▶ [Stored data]
══════════
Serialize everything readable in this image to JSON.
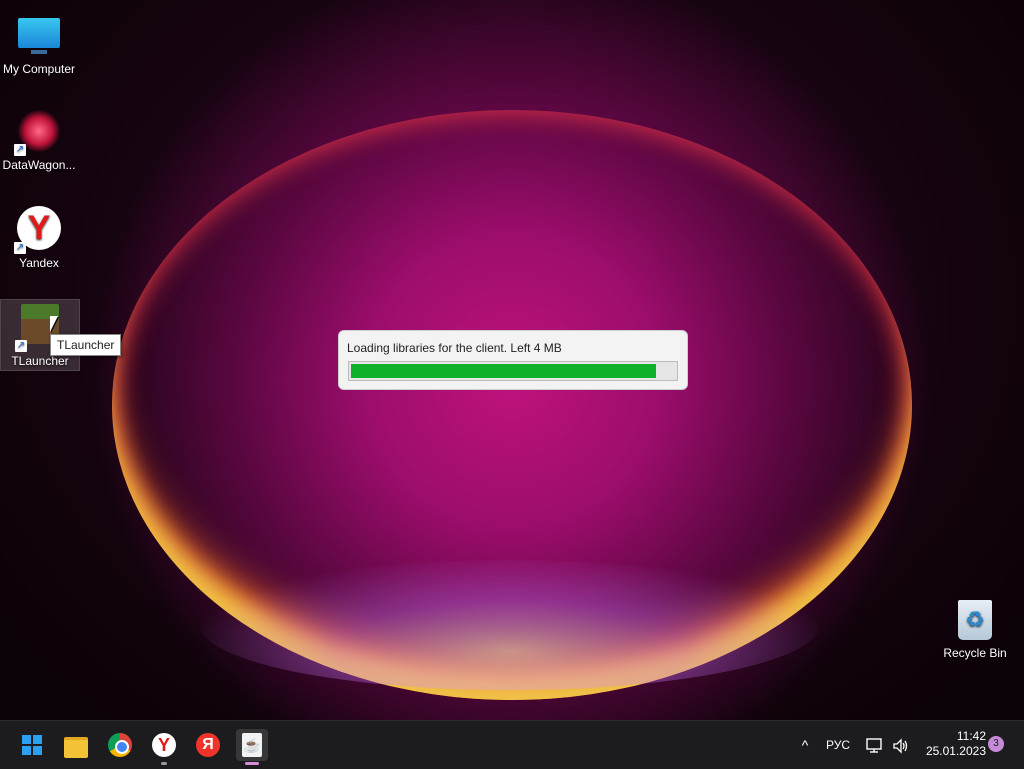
{
  "desktop": {
    "icons": [
      {
        "label": "My Computer",
        "icon": "monitor-icon"
      },
      {
        "label": "DataWagon...",
        "icon": "datawagon-icon"
      },
      {
        "label": "Yandex",
        "icon": "yandex-icon"
      },
      {
        "label": "TLauncher",
        "icon": "tlauncher-icon"
      },
      {
        "label": "Recycle Bin",
        "icon": "recycle-bin-icon"
      }
    ],
    "tooltip": "TLauncher"
  },
  "dialog": {
    "message": "Loading libraries for the client. Left 4 MB",
    "progress_fraction": 0.94,
    "progress_color": "#0fb02a"
  },
  "taskbar": {
    "apps": [
      {
        "name": "Start",
        "icon": "windows-logo-icon"
      },
      {
        "name": "File Explorer",
        "icon": "folder-icon"
      },
      {
        "name": "Google Chrome",
        "icon": "chrome-icon"
      },
      {
        "name": "Yandex Browser",
        "icon": "yandex-browser-icon",
        "glyph": "Y"
      },
      {
        "name": "Yandex",
        "icon": "yandex-icon",
        "glyph": "Я"
      },
      {
        "name": "Java",
        "icon": "java-icon",
        "glyph": "☕"
      }
    ],
    "tray": {
      "chevron": "^",
      "language": "РУС",
      "network_icon": "network-icon",
      "volume_icon": "volume-icon",
      "time": "11:42",
      "date": "25.01.2023",
      "notifications": "3"
    }
  }
}
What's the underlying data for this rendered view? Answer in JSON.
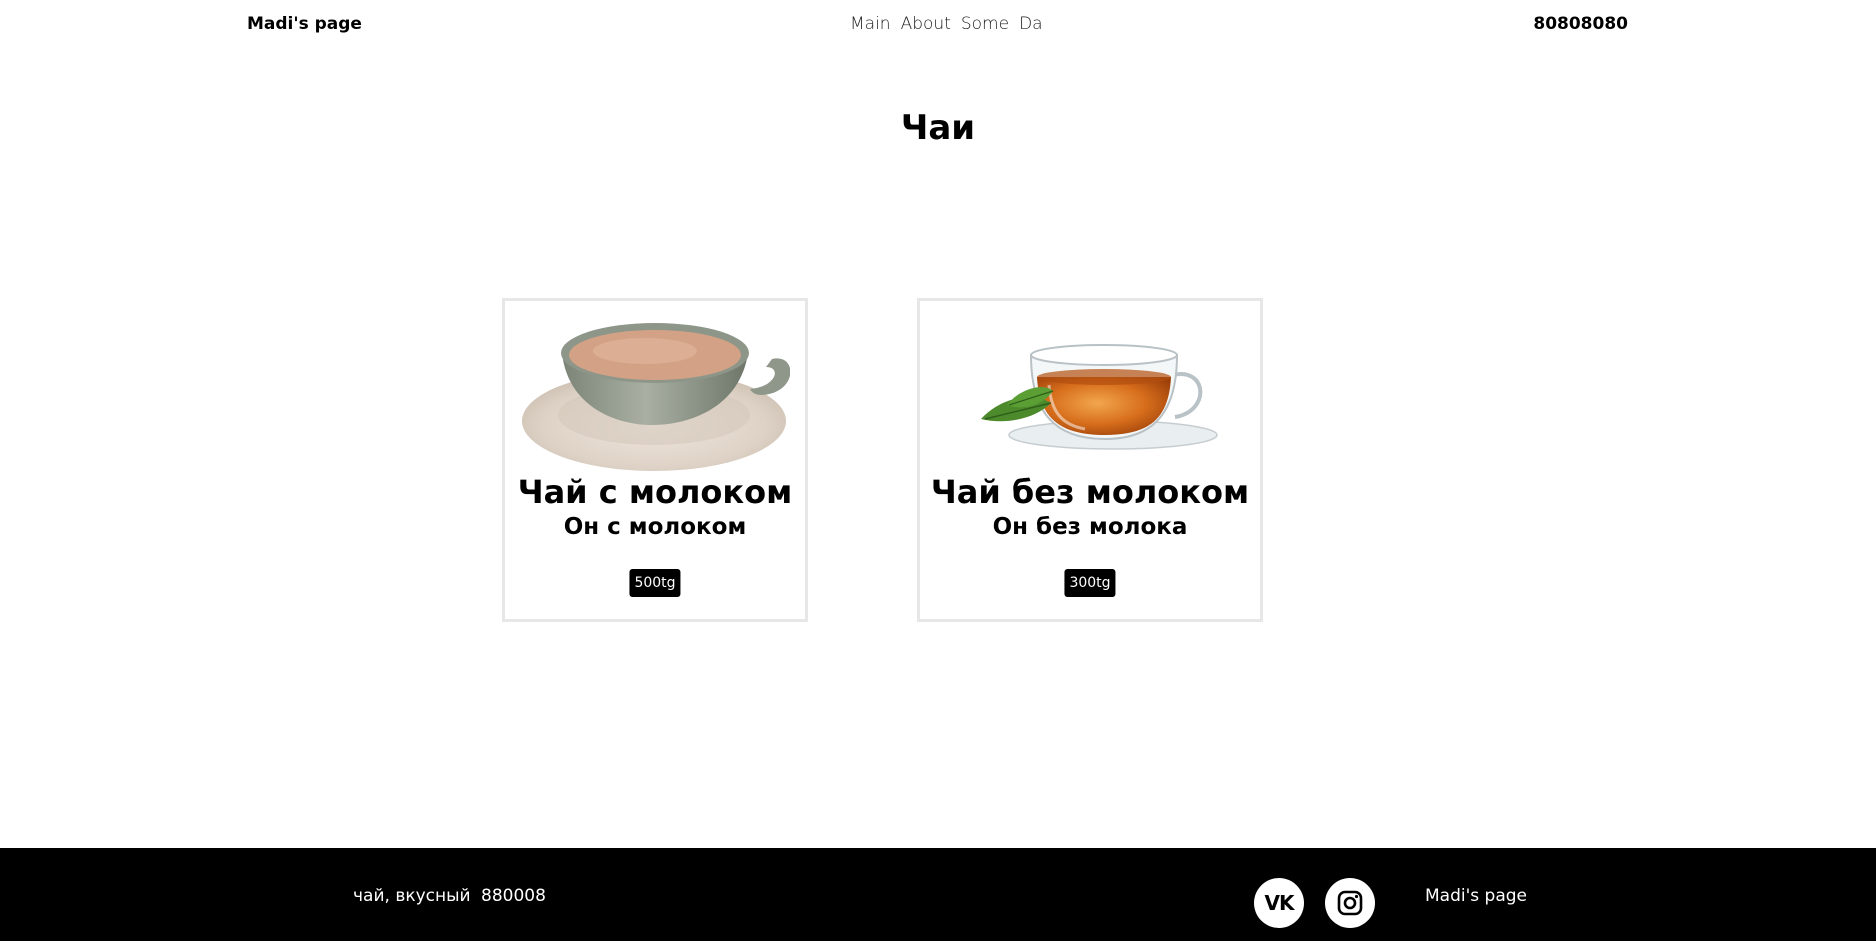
{
  "header": {
    "brand": "Madi's page",
    "nav": [
      "Main",
      "About",
      "Some",
      "Da"
    ],
    "phone": "80808080"
  },
  "main": {
    "title": "Чаи",
    "products": [
      {
        "name": "Чай с молоком",
        "subtitle": "Он с молоком",
        "price": "500tg",
        "image": "milk-tea-cup"
      },
      {
        "name": "Чай без молоком",
        "subtitle": "Он без молока",
        "price": "300tg",
        "image": "black-tea-glass-cup"
      }
    ]
  },
  "footer": {
    "tagline": "чай, вкусный",
    "code": "880008",
    "brand": "Madi's page",
    "social": [
      {
        "icon": "vk-icon"
      },
      {
        "icon": "instagram-icon"
      }
    ]
  },
  "colors": {
    "background": "#ffffff",
    "text": "#000000",
    "footer_background": "#000000",
    "card_border": "#e7e7e7",
    "badge_background": "#000000"
  }
}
══════════
▶ [THE REQUEST] Leave out all images, then reproduce the entries above exactly.

▶ [SOLUTION FOR THIS PROBLEM]
Serialize everything readable in this image to JSON.
{
  "desktop": {
    "icons": [
      {
        "label": "My Computer",
        "icon": "monitor-icon"
      },
      {
        "label": "DataWagon...",
        "icon": "datawagon-icon"
      },
      {
        "label": "Yandex",
        "icon": "yandex-icon"
      },
      {
        "label": "TLauncher",
        "icon": "tlauncher-icon"
      },
      {
        "label": "Recycle Bin",
        "icon": "recycle-bin-icon"
      }
    ],
    "tooltip": "TLauncher"
  },
  "dialog": {
    "message": "Loading libraries for the client. Left 4 MB",
    "progress_fraction": 0.94,
    "progress_color": "#0fb02a"
  },
  "taskbar": {
    "apps": [
      {
        "name": "Start",
        "icon": "windows-logo-icon"
      },
      {
        "name": "File Explorer",
        "icon": "folder-icon"
      },
      {
        "name": "Google Chrome",
        "icon": "chrome-icon"
      },
      {
        "name": "Yandex Browser",
        "icon": "yandex-browser-icon",
        "glyph": "Y"
      },
      {
        "name": "Yandex",
        "icon": "yandex-icon",
        "glyph": "Я"
      },
      {
        "name": "Java",
        "icon": "java-icon",
        "glyph": "☕"
      }
    ],
    "tray": {
      "chevron": "^",
      "language": "РУС",
      "network_icon": "network-icon",
      "volume_icon": "volume-icon",
      "time": "11:42",
      "date": "25.01.2023",
      "notifications": "3"
    }
  }
}
What's the underlying data for this rendered view? Answer in JSON.
{
  "header": {
    "brand": "Madi's page",
    "nav": [
      "Main",
      "About",
      "Some",
      "Da"
    ],
    "phone": "80808080"
  },
  "main": {
    "title": "Чаи",
    "products": [
      {
        "name": "Чай с молоком",
        "subtitle": "Он с молоком",
        "price": "500tg",
        "image": "milk-tea-cup"
      },
      {
        "name": "Чай без молоком",
        "subtitle": "Он без молока",
        "price": "300tg",
        "image": "black-tea-glass-cup"
      }
    ]
  },
  "footer": {
    "tagline": "чай, вкусный",
    "code": "880008",
    "brand": "Madi's page",
    "social": [
      {
        "icon": "vk-icon"
      },
      {
        "icon": "instagram-icon"
      }
    ]
  },
  "colors": {
    "background": "#ffffff",
    "text": "#000000",
    "footer_background": "#000000",
    "card_border": "#e7e7e7",
    "badge_background": "#000000"
  }
}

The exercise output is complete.